┌──

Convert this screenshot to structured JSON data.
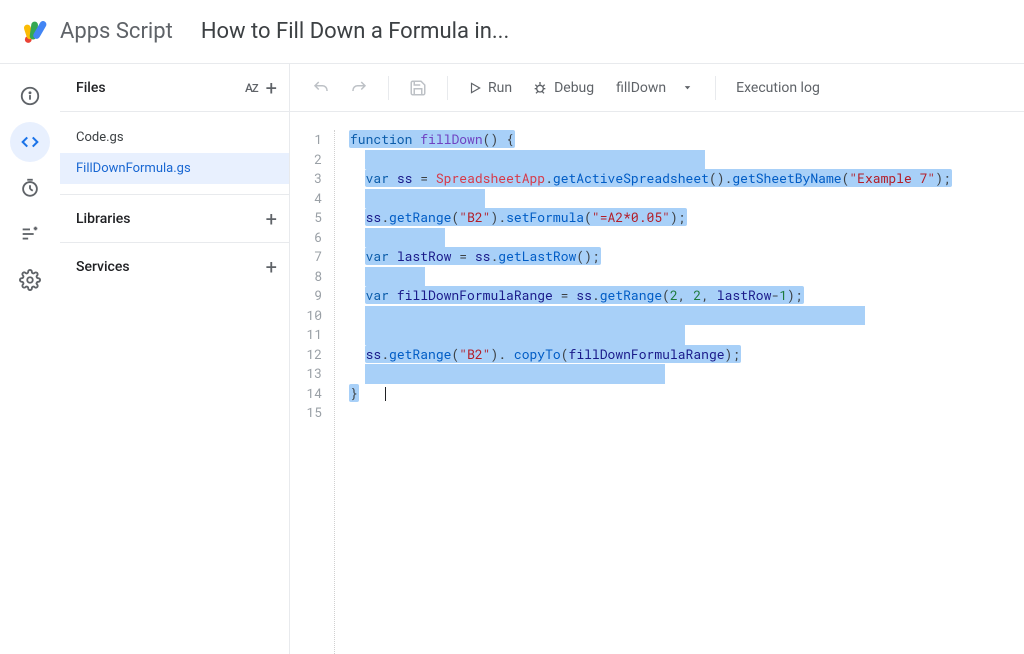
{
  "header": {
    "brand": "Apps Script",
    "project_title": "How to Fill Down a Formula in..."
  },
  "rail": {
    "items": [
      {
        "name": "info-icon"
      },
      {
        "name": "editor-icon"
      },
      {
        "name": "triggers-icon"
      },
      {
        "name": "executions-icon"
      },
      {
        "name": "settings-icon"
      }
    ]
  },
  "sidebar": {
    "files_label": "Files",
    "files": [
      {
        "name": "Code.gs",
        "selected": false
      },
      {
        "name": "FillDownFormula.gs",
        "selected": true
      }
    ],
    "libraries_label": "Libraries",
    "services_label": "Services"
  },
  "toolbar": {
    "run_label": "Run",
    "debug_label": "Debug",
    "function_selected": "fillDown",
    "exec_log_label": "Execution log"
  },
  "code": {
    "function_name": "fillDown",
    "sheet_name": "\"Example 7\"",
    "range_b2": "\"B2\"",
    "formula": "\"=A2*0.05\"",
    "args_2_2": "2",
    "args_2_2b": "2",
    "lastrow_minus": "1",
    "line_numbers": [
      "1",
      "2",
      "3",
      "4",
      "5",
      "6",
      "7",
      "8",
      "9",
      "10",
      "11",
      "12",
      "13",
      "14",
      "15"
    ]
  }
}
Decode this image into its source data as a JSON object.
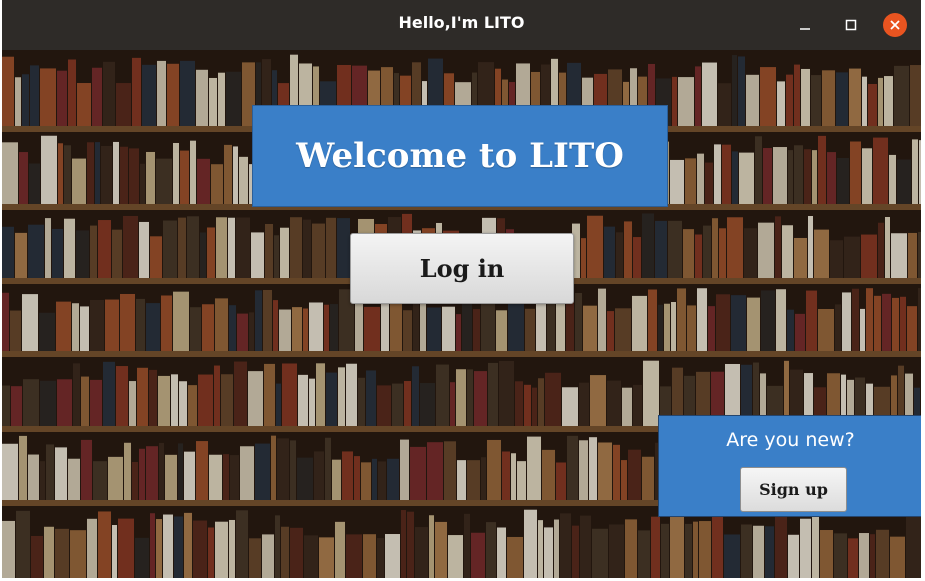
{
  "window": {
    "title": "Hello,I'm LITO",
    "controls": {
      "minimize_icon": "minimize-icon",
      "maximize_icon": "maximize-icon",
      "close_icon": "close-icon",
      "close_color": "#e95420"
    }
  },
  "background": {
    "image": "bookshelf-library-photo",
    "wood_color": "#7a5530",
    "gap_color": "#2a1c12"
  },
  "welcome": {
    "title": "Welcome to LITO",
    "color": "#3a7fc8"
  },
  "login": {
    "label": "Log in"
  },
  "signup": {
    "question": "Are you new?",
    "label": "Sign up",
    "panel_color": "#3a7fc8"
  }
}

└──

* [What this task involves]: Display every line of the listing that contains the string "icon".

* [Complete output]:
        "name": "info-icon"
        "name": "editor-icon"
        "name": "triggers-icon"
        "name": "executions-icon"
        "name": "settings-icon"
      "minimize_icon": "minimize-icon",
      "maximize_icon": "maximize-icon",
      "close_icon": "close-icon",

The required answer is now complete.